*WORK TO BE COMPLETED*.
Reproduce every line in the listing that contains the word "hide".

(Dataset entries)
┄┄┄┄┄┄┄┄┄┄
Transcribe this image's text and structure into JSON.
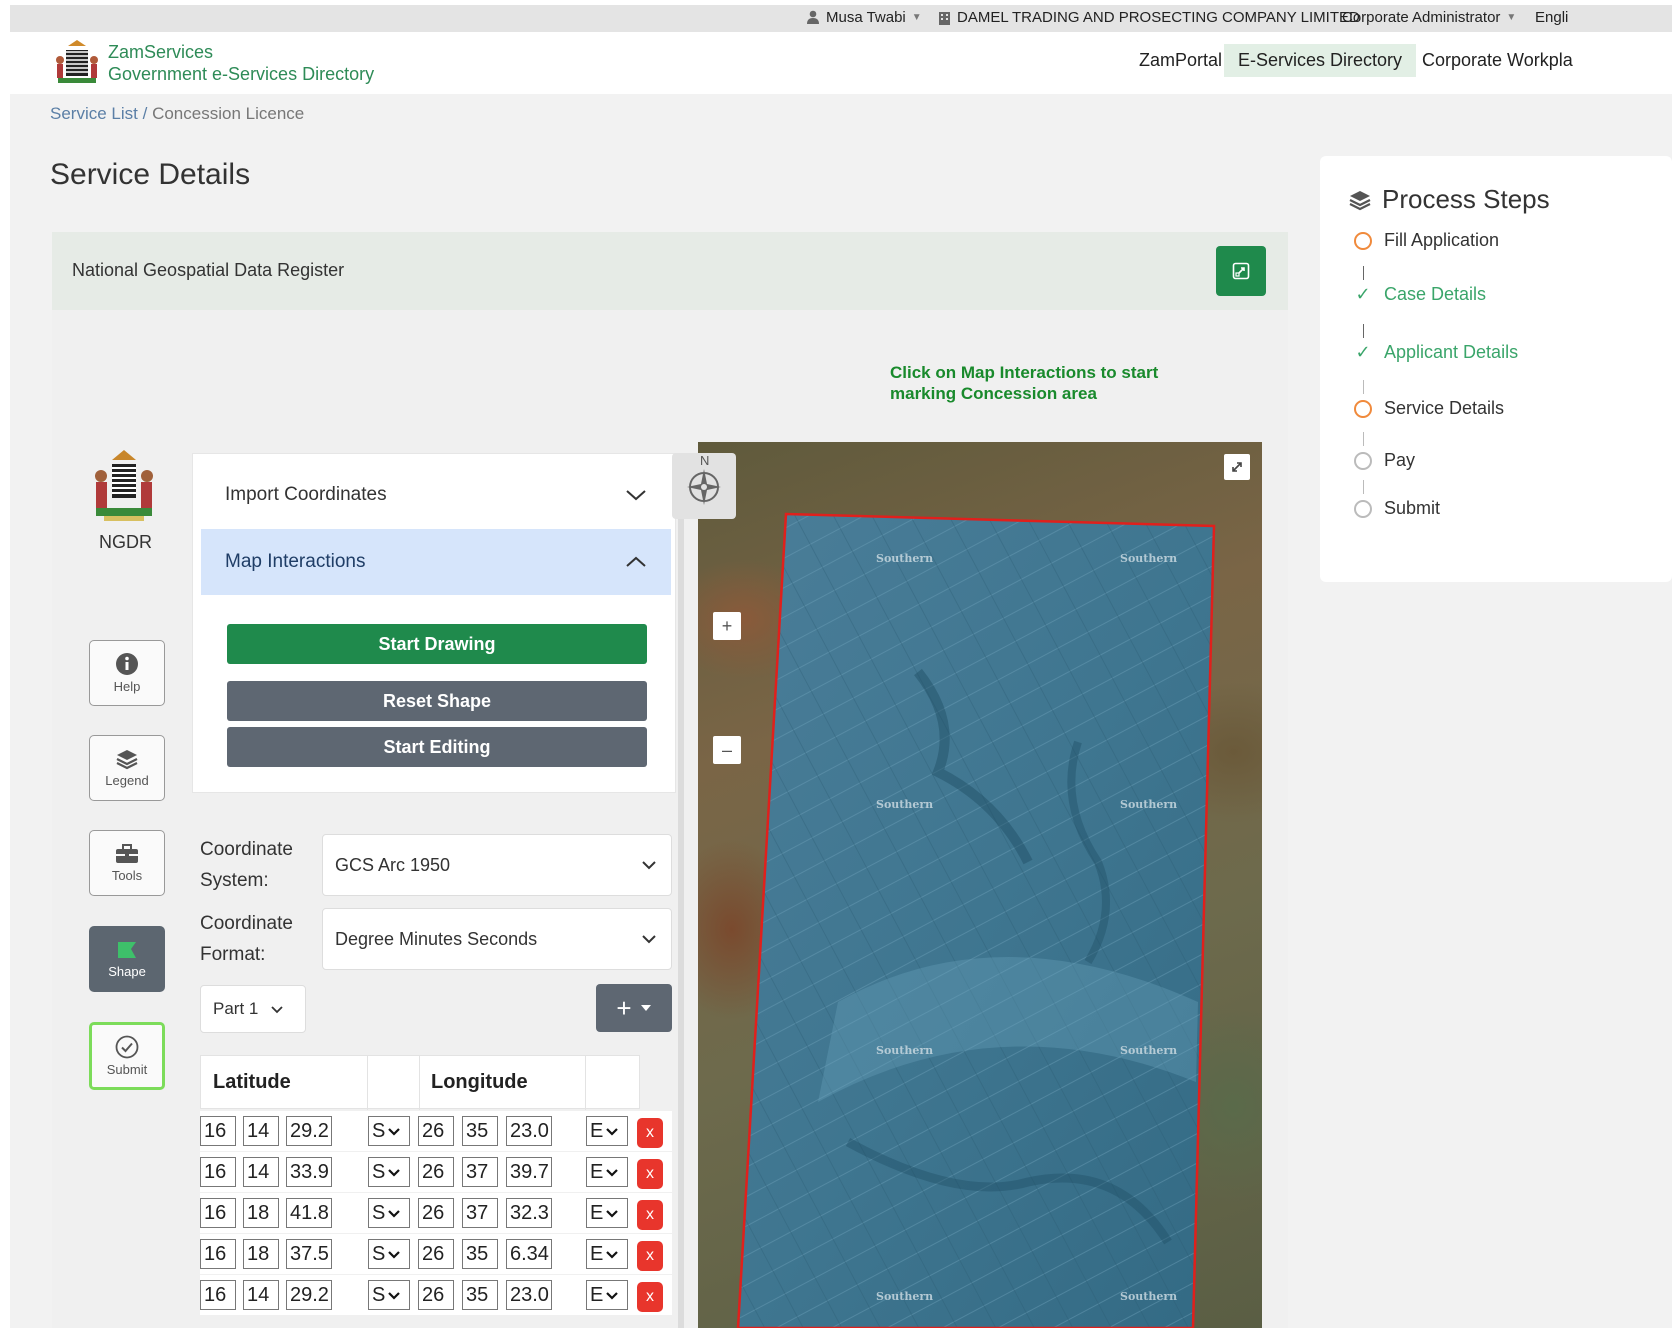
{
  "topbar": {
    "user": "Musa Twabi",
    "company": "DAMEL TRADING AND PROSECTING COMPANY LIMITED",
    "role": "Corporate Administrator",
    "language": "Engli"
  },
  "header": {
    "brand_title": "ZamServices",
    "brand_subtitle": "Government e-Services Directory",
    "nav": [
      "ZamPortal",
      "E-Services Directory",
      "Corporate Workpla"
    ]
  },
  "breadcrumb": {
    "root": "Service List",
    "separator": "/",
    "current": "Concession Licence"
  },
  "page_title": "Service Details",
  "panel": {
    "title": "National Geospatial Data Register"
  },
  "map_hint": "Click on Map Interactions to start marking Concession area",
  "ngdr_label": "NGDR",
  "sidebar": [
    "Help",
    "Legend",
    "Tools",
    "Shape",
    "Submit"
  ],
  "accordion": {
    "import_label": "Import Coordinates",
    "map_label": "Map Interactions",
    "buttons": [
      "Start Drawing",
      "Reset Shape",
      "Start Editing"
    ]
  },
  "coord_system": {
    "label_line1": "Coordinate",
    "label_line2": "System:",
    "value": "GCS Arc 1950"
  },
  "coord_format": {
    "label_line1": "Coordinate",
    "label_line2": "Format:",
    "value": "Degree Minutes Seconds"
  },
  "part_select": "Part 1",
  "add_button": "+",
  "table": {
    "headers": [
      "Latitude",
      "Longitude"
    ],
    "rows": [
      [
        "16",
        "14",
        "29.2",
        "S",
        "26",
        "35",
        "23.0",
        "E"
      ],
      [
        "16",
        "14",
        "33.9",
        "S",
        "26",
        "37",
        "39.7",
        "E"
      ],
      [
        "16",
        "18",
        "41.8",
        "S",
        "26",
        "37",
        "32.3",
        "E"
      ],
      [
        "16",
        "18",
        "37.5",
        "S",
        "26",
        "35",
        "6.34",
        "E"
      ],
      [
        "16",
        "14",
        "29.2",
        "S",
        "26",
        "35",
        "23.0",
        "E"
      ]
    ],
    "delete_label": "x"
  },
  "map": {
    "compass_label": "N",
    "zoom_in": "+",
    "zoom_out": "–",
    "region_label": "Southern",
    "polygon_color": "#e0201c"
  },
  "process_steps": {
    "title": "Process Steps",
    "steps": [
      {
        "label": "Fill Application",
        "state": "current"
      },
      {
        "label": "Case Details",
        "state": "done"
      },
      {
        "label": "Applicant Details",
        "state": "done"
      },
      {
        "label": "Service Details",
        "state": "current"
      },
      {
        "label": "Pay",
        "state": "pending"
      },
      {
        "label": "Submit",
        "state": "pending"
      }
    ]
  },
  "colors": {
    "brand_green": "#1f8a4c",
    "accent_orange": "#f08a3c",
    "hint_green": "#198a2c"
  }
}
┄┄┄┄┄┄┄┄┄┄
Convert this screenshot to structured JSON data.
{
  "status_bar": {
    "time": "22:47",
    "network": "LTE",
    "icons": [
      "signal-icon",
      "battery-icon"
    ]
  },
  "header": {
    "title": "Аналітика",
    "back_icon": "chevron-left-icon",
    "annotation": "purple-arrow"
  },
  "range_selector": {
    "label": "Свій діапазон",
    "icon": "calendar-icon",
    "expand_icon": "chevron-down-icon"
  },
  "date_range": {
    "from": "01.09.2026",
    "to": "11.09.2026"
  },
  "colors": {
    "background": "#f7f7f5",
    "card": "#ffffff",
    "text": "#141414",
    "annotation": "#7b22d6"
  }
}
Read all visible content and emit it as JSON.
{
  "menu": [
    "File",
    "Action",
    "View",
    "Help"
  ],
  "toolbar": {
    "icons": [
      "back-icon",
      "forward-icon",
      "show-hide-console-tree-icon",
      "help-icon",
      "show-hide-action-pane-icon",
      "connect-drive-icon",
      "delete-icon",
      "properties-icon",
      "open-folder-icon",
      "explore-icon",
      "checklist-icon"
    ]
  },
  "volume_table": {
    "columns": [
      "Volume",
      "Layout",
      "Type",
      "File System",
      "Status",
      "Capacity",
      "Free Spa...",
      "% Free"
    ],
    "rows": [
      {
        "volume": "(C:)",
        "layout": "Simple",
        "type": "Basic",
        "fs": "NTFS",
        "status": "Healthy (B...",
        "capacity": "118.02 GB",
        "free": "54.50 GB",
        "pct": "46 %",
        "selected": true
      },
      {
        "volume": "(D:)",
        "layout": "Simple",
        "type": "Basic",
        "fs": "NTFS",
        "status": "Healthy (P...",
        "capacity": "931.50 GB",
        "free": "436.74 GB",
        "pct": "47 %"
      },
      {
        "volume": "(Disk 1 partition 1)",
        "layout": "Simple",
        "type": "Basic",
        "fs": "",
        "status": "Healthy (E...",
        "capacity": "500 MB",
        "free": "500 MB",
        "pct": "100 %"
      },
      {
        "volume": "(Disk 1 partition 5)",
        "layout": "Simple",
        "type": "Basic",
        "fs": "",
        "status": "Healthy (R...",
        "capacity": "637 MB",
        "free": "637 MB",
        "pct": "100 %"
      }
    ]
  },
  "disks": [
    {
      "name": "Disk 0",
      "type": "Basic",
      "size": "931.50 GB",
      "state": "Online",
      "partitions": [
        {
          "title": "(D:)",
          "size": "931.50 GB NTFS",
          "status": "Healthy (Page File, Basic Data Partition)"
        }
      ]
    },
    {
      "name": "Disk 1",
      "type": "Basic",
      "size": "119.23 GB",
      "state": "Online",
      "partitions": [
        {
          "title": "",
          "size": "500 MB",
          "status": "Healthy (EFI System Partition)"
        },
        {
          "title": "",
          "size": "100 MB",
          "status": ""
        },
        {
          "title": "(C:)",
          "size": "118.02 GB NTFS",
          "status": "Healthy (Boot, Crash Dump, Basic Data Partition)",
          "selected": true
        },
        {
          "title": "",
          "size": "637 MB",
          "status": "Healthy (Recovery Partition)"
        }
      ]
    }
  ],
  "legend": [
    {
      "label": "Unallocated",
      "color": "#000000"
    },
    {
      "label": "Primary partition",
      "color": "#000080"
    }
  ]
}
┄┄┄┄┄┄┄┄┄┄
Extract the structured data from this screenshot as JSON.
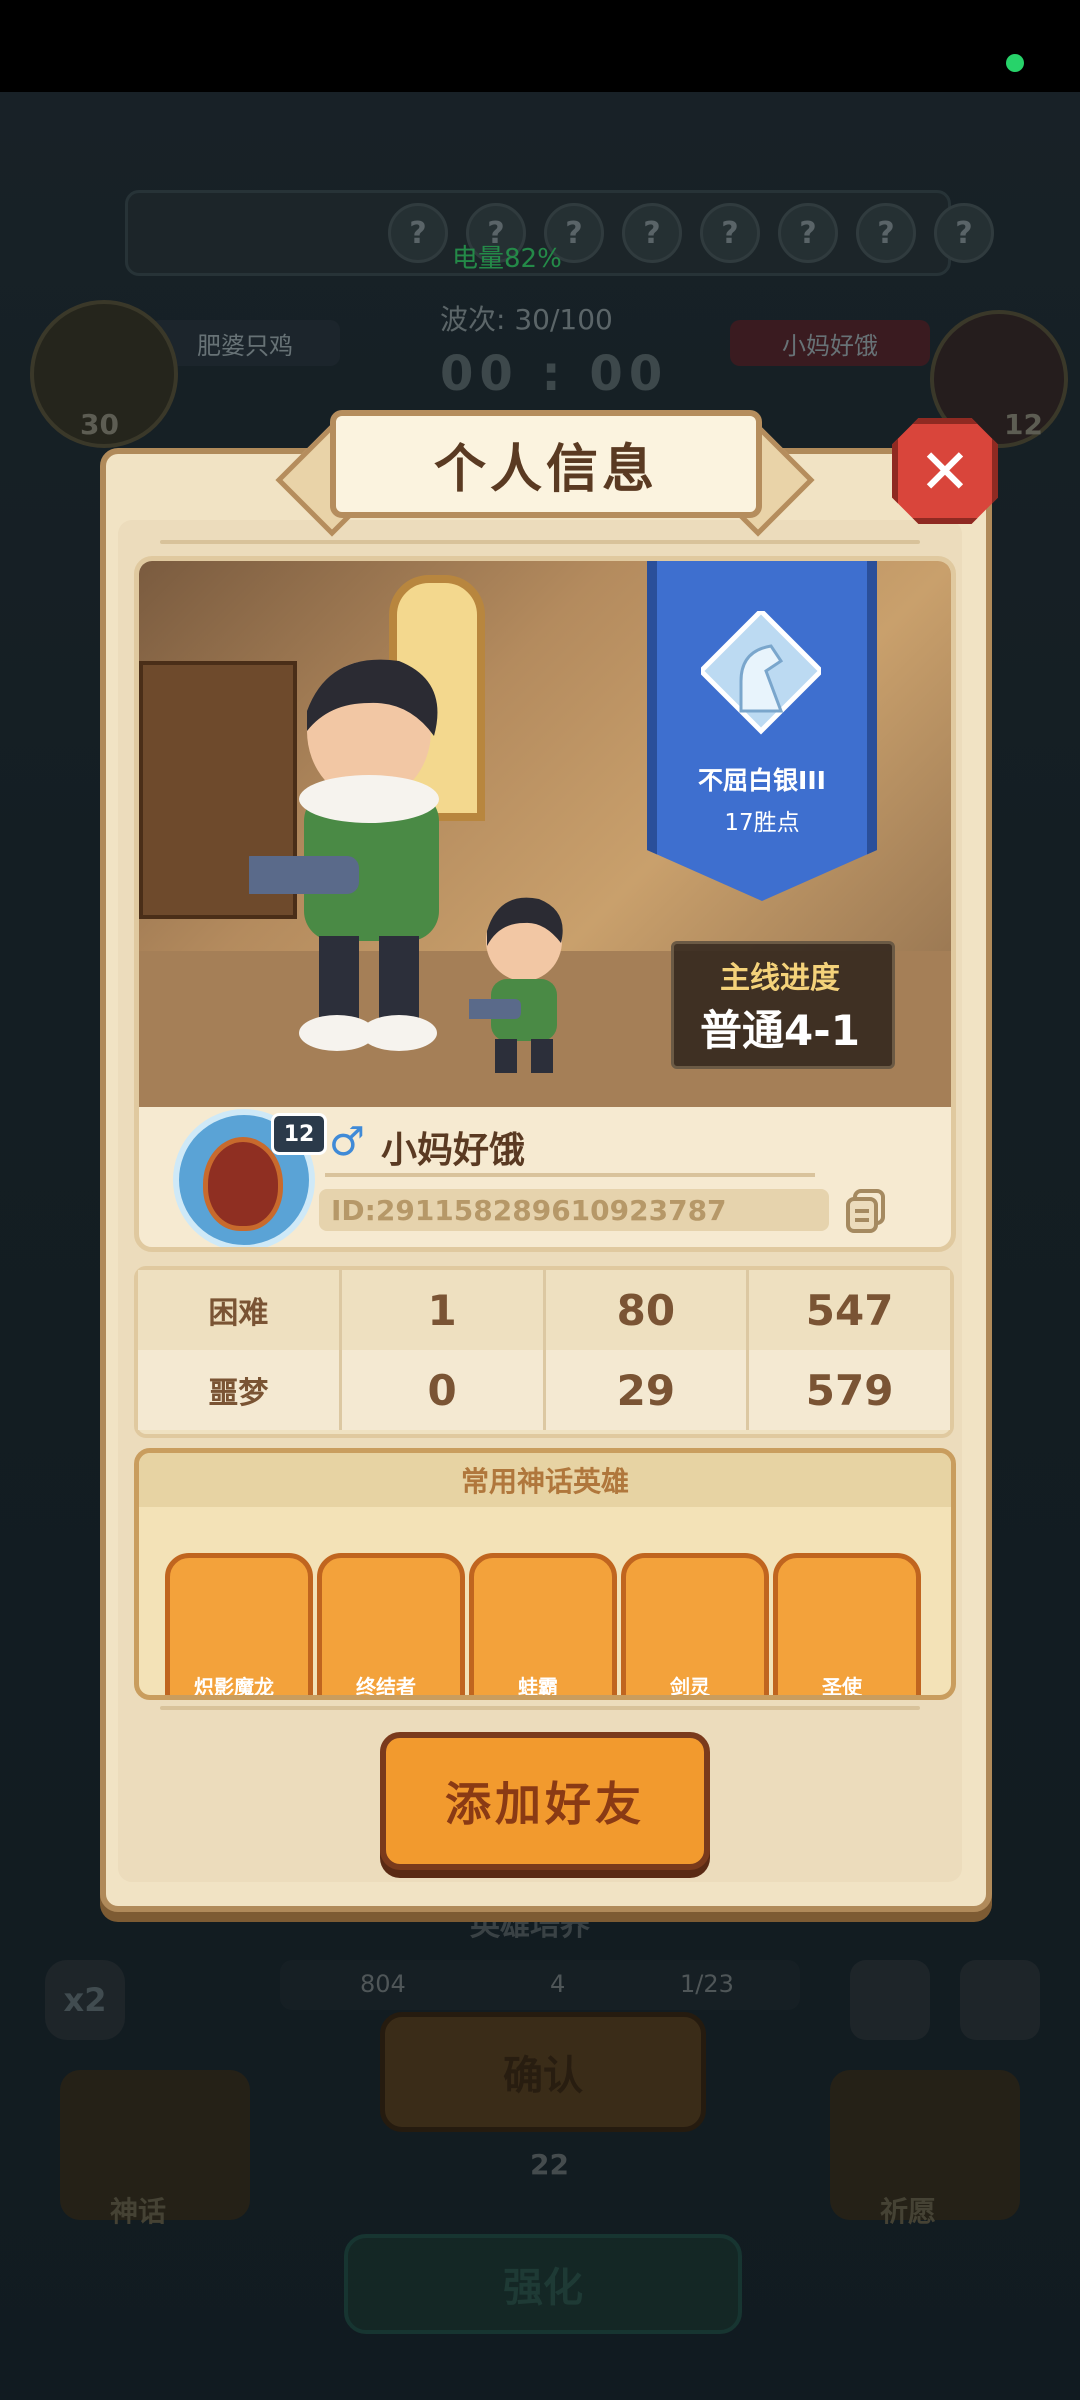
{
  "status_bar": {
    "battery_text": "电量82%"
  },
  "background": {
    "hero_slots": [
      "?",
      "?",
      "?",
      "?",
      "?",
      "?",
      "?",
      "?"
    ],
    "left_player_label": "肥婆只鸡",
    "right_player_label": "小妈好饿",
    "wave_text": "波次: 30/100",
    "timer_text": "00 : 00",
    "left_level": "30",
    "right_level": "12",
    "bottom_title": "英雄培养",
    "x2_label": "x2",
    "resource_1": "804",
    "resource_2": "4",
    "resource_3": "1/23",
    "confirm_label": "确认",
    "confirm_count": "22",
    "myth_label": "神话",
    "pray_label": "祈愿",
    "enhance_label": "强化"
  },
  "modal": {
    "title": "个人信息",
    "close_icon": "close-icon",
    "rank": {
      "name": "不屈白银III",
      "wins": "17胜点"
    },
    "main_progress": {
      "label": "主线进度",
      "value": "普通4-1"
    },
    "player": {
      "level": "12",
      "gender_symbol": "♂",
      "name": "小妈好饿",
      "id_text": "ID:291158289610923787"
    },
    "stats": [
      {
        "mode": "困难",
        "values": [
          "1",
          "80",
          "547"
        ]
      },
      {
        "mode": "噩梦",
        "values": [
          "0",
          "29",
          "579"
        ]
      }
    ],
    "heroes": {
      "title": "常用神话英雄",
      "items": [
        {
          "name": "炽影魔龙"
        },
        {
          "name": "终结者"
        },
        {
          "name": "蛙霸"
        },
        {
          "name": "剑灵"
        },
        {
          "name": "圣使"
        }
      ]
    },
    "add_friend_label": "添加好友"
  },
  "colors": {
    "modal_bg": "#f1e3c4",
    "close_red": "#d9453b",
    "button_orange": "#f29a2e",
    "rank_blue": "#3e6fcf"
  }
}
┄┄┄┄┄┄┄┄┄┄
*RESULT OF THE TASK*.
      "show-hide-console-tree-icon",
      "show-hide-action-pane-icon",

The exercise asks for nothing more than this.